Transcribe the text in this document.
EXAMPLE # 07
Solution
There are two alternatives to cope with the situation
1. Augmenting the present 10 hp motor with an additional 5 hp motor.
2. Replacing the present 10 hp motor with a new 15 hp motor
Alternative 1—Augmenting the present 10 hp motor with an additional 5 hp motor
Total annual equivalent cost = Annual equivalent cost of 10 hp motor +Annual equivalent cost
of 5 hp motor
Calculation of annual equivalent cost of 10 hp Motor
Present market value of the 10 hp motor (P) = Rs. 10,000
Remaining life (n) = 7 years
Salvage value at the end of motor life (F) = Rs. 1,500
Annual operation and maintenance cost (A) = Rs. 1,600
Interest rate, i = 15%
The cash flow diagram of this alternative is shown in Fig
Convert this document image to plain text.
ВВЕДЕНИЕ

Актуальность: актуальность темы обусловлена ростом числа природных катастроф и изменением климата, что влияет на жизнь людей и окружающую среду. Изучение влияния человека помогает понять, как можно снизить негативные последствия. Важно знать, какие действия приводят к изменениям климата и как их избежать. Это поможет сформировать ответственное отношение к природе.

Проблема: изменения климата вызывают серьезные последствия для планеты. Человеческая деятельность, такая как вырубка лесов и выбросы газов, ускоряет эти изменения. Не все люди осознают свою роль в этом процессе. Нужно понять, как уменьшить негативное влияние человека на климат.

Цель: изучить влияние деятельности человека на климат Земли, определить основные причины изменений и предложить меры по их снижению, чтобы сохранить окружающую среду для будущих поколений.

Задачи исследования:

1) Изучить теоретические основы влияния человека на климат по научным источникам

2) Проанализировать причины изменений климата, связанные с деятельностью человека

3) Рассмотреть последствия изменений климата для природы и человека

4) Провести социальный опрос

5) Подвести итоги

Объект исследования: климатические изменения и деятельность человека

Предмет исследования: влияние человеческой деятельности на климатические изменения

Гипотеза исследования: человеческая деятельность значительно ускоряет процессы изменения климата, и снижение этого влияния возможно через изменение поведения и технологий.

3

• Description of the task
Within the listing above, copy each line that has the string "изменений".

• Task response
Цель: изучить влияние деятельности человека на климат Земли, определить основные причины изменений и предложить меры по их снижению, чтобы сохранить окружающую среду для будущих поколений.
2) Проанализировать причины изменений климата, связанные с деятельностью человека
3) Рассмотреть последствия изменений климата для природы и человека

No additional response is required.